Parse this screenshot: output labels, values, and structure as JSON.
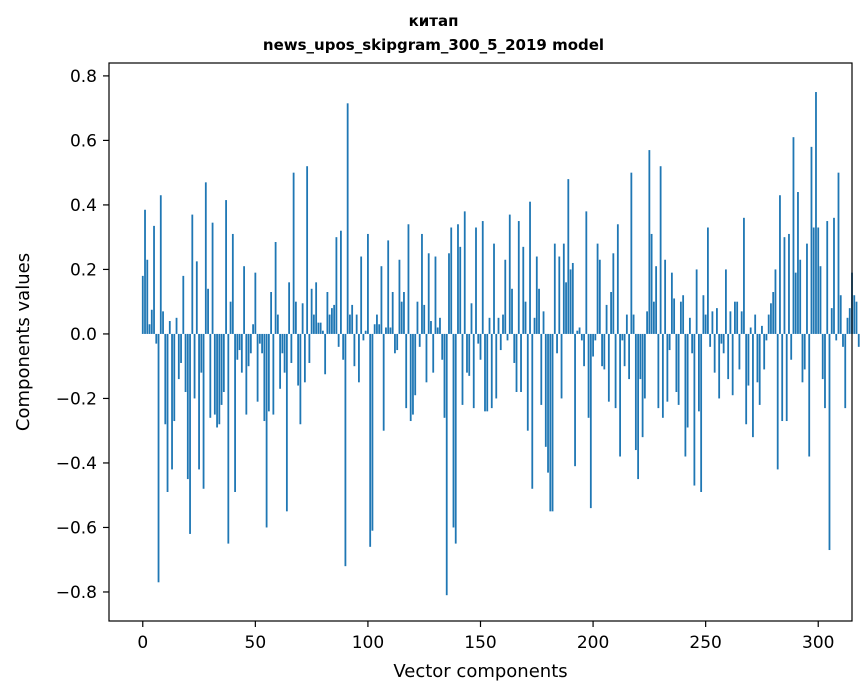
{
  "chart_data": {
    "type": "bar",
    "title": "китап",
    "subtitle": "news_upos_skipgram_300_5_2019 model",
    "xlabel": "Vector components",
    "ylabel": "Components values",
    "xlim": [
      -15,
      315
    ],
    "ylim": [
      -0.89,
      0.84
    ],
    "xticks": [
      0,
      50,
      100,
      150,
      200,
      250,
      300
    ],
    "xtick_labels": [
      "0",
      "50",
      "100",
      "150",
      "200",
      "250",
      "300"
    ],
    "yticks": [
      -0.8,
      -0.6,
      -0.4,
      -0.2,
      0.0,
      0.2,
      0.4,
      0.6,
      0.8
    ],
    "ytick_labels": [
      "−0.8",
      "−0.6",
      "−0.4",
      "−0.2",
      "0.0",
      "0.2",
      "0.4",
      "0.6",
      "0.8"
    ],
    "grid": false,
    "bar_color": "#1f77b4",
    "values": [
      0.18,
      0.385,
      0.23,
      0.03,
      0.075,
      0.335,
      -0.03,
      -0.77,
      0.43,
      0.07,
      -0.28,
      -0.49,
      0.04,
      -0.42,
      -0.27,
      0.05,
      -0.14,
      -0.09,
      0.18,
      -0.18,
      -0.45,
      -0.62,
      0.37,
      -0.2,
      0.225,
      -0.42,
      -0.12,
      -0.48,
      0.47,
      0.14,
      -0.26,
      0.345,
      -0.25,
      -0.29,
      -0.28,
      -0.22,
      -0.18,
      0.415,
      -0.65,
      0.1,
      0.31,
      -0.49,
      -0.08,
      -0.05,
      -0.12,
      0.21,
      -0.25,
      -0.1,
      -0.06,
      0.03,
      0.19,
      -0.21,
      -0.03,
      -0.06,
      -0.27,
      -0.6,
      -0.24,
      0.13,
      -0.25,
      0.285,
      0.06,
      -0.17,
      -0.06,
      -0.12,
      -0.55,
      0.16,
      -0.09,
      0.5,
      0.1,
      -0.16,
      -0.28,
      0.095,
      -0.15,
      0.52,
      -0.09,
      0.14,
      0.06,
      0.16,
      0.035,
      0.035,
      0.01,
      -0.125,
      0.13,
      0.06,
      0.08,
      0.09,
      0.3,
      -0.04,
      0.32,
      -0.08,
      -0.72,
      0.715,
      0.06,
      0.09,
      -0.1,
      0.06,
      -0.15,
      0.24,
      -0.02,
      0.01,
      0.31,
      -0.66,
      -0.61,
      0.03,
      0.06,
      0.03,
      0.21,
      -0.3,
      0.02,
      0.29,
      0.02,
      0.13,
      -0.06,
      -0.05,
      0.23,
      0.1,
      0.13,
      -0.23,
      0.34,
      -0.27,
      -0.25,
      -0.19,
      0.1,
      -0.04,
      0.31,
      0.09,
      -0.15,
      0.25,
      0.04,
      -0.12,
      0.24,
      0.02,
      0.05,
      -0.08,
      -0.26,
      -0.81,
      0.25,
      0.33,
      -0.6,
      -0.65,
      0.34,
      0.27,
      -0.22,
      0.38,
      -0.12,
      -0.13,
      0.095,
      -0.23,
      0.33,
      -0.03,
      -0.08,
      0.35,
      -0.24,
      -0.24,
      0.05,
      -0.23,
      0.28,
      -0.2,
      0.05,
      -0.05,
      0.06,
      0.23,
      -0.02,
      0.37,
      0.14,
      -0.09,
      -0.18,
      0.35,
      -0.18,
      0.27,
      0.1,
      -0.3,
      0.41,
      -0.48,
      0.05,
      0.24,
      0.14,
      -0.22,
      0.07,
      -0.35,
      -0.43,
      -0.55,
      -0.55,
      0.28,
      -0.06,
      0.24,
      -0.2,
      0.28,
      0.16,
      0.48,
      0.2,
      0.22,
      -0.41,
      0.01,
      0.02,
      -0.02,
      -0.1,
      0.38,
      -0.26,
      -0.54,
      -0.07,
      -0.02,
      0.28,
      0.23,
      -0.1,
      -0.11,
      0.09,
      -0.21,
      0.13,
      0.25,
      -0.23,
      0.34,
      -0.38,
      -0.02,
      -0.1,
      0.06,
      -0.14,
      0.5,
      0.06,
      -0.36,
      -0.45,
      -0.14,
      -0.32,
      -0.2,
      0.07,
      0.57,
      0.31,
      0.1,
      0.21,
      -0.23,
      0.52,
      -0.26,
      0.23,
      -0.21,
      -0.05,
      0.19,
      0.11,
      -0.18,
      -0.22,
      0.1,
      0.12,
      -0.38,
      -0.29,
      0.05,
      -0.06,
      -0.47,
      0.2,
      -0.24,
      -0.49,
      0.12,
      0.06,
      0.33,
      -0.04,
      0.07,
      -0.12,
      0.08,
      -0.2,
      -0.03,
      -0.06,
      0.2,
      -0.14,
      0.07,
      -0.19,
      0.1,
      0.1,
      -0.11,
      0.07,
      0.36,
      -0.28,
      -0.16,
      0.02,
      -0.32,
      0.06,
      -0.15,
      -0.22,
      0.025,
      -0.11,
      -0.02,
      0.06,
      0.095,
      0.13,
      0.2,
      -0.42,
      0.43,
      -0.27,
      0.3,
      -0.27,
      0.31,
      -0.08,
      0.61,
      0.19,
      0.44,
      0.23,
      -0.15,
      -0.11,
      0.28,
      -0.38,
      0.58,
      0.33,
      0.75,
      0.33,
      0.21,
      -0.14,
      -0.23,
      0.35,
      -0.67,
      0.08,
      0.36,
      -0.02,
      0.5,
      0.12,
      -0.04,
      -0.23,
      0.05,
      0.08,
      0.19,
      0.12,
      0.1,
      -0.04
    ]
  }
}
-=-=-
▸ What to work on
Reproduce all the records verbatim, excluding images.

▸ Written reply
Parse this screenshot: output labels, values, and structure as JSON.
{
  "chart_data": {
    "type": "bar",
    "title": "китап",
    "subtitle": "news_upos_skipgram_300_5_2019 model",
    "xlabel": "Vector components",
    "ylabel": "Components values",
    "xlim": [
      -15,
      315
    ],
    "ylim": [
      -0.89,
      0.84
    ],
    "xticks": [
      0,
      50,
      100,
      150,
      200,
      250,
      300
    ],
    "xtick_labels": [
      "0",
      "50",
      "100",
      "150",
      "200",
      "250",
      "300"
    ],
    "yticks": [
      -0.8,
      -0.6,
      -0.4,
      -0.2,
      0.0,
      0.2,
      0.4,
      0.6,
      0.8
    ],
    "ytick_labels": [
      "−0.8",
      "−0.6",
      "−0.4",
      "−0.2",
      "0.0",
      "0.2",
      "0.4",
      "0.6",
      "0.8"
    ],
    "grid": false,
    "bar_color": "#1f77b4",
    "values": [
      0.18,
      0.385,
      0.23,
      0.03,
      0.075,
      0.335,
      -0.03,
      -0.77,
      0.43,
      0.07,
      -0.28,
      -0.49,
      0.04,
      -0.42,
      -0.27,
      0.05,
      -0.14,
      -0.09,
      0.18,
      -0.18,
      -0.45,
      -0.62,
      0.37,
      -0.2,
      0.225,
      -0.42,
      -0.12,
      -0.48,
      0.47,
      0.14,
      -0.26,
      0.345,
      -0.25,
      -0.29,
      -0.28,
      -0.22,
      -0.18,
      0.415,
      -0.65,
      0.1,
      0.31,
      -0.49,
      -0.08,
      -0.05,
      -0.12,
      0.21,
      -0.25,
      -0.1,
      -0.06,
      0.03,
      0.19,
      -0.21,
      -0.03,
      -0.06,
      -0.27,
      -0.6,
      -0.24,
      0.13,
      -0.25,
      0.285,
      0.06,
      -0.17,
      -0.06,
      -0.12,
      -0.55,
      0.16,
      -0.09,
      0.5,
      0.1,
      -0.16,
      -0.28,
      0.095,
      -0.15,
      0.52,
      -0.09,
      0.14,
      0.06,
      0.16,
      0.035,
      0.035,
      0.01,
      -0.125,
      0.13,
      0.06,
      0.08,
      0.09,
      0.3,
      -0.04,
      0.32,
      -0.08,
      -0.72,
      0.715,
      0.06,
      0.09,
      -0.1,
      0.06,
      -0.15,
      0.24,
      -0.02,
      0.01,
      0.31,
      -0.66,
      -0.61,
      0.03,
      0.06,
      0.03,
      0.21,
      -0.3,
      0.02,
      0.29,
      0.02,
      0.13,
      -0.06,
      -0.05,
      0.23,
      0.1,
      0.13,
      -0.23,
      0.34,
      -0.27,
      -0.25,
      -0.19,
      0.1,
      -0.04,
      0.31,
      0.09,
      -0.15,
      0.25,
      0.04,
      -0.12,
      0.24,
      0.02,
      0.05,
      -0.08,
      -0.26,
      -0.81,
      0.25,
      0.33,
      -0.6,
      -0.65,
      0.34,
      0.27,
      -0.22,
      0.38,
      -0.12,
      -0.13,
      0.095,
      -0.23,
      0.33,
      -0.03,
      -0.08,
      0.35,
      -0.24,
      -0.24,
      0.05,
      -0.23,
      0.28,
      -0.2,
      0.05,
      -0.05,
      0.06,
      0.23,
      -0.02,
      0.37,
      0.14,
      -0.09,
      -0.18,
      0.35,
      -0.18,
      0.27,
      0.1,
      -0.3,
      0.41,
      -0.48,
      0.05,
      0.24,
      0.14,
      -0.22,
      0.07,
      -0.35,
      -0.43,
      -0.55,
      -0.55,
      0.28,
      -0.06,
      0.24,
      -0.2,
      0.28,
      0.16,
      0.48,
      0.2,
      0.22,
      -0.41,
      0.01,
      0.02,
      -0.02,
      -0.1,
      0.38,
      -0.26,
      -0.54,
      -0.07,
      -0.02,
      0.28,
      0.23,
      -0.1,
      -0.11,
      0.09,
      -0.21,
      0.13,
      0.25,
      -0.23,
      0.34,
      -0.38,
      -0.02,
      -0.1,
      0.06,
      -0.14,
      0.5,
      0.06,
      -0.36,
      -0.45,
      -0.14,
      -0.32,
      -0.2,
      0.07,
      0.57,
      0.31,
      0.1,
      0.21,
      -0.23,
      0.52,
      -0.26,
      0.23,
      -0.21,
      -0.05,
      0.19,
      0.11,
      -0.18,
      -0.22,
      0.1,
      0.12,
      -0.38,
      -0.29,
      0.05,
      -0.06,
      -0.47,
      0.2,
      -0.24,
      -0.49,
      0.12,
      0.06,
      0.33,
      -0.04,
      0.07,
      -0.12,
      0.08,
      -0.2,
      -0.03,
      -0.06,
      0.2,
      -0.14,
      0.07,
      -0.19,
      0.1,
      0.1,
      -0.11,
      0.07,
      0.36,
      -0.28,
      -0.16,
      0.02,
      -0.32,
      0.06,
      -0.15,
      -0.22,
      0.025,
      -0.11,
      -0.02,
      0.06,
      0.095,
      0.13,
      0.2,
      -0.42,
      0.43,
      -0.27,
      0.3,
      -0.27,
      0.31,
      -0.08,
      0.61,
      0.19,
      0.44,
      0.23,
      -0.15,
      -0.11,
      0.28,
      -0.38,
      0.58,
      0.33,
      0.75,
      0.33,
      0.21,
      -0.14,
      -0.23,
      0.35,
      -0.67,
      0.08,
      0.36,
      -0.02,
      0.5,
      0.12,
      -0.04,
      -0.23,
      0.05,
      0.08,
      0.19,
      0.12,
      0.1,
      -0.04
    ]
  }
}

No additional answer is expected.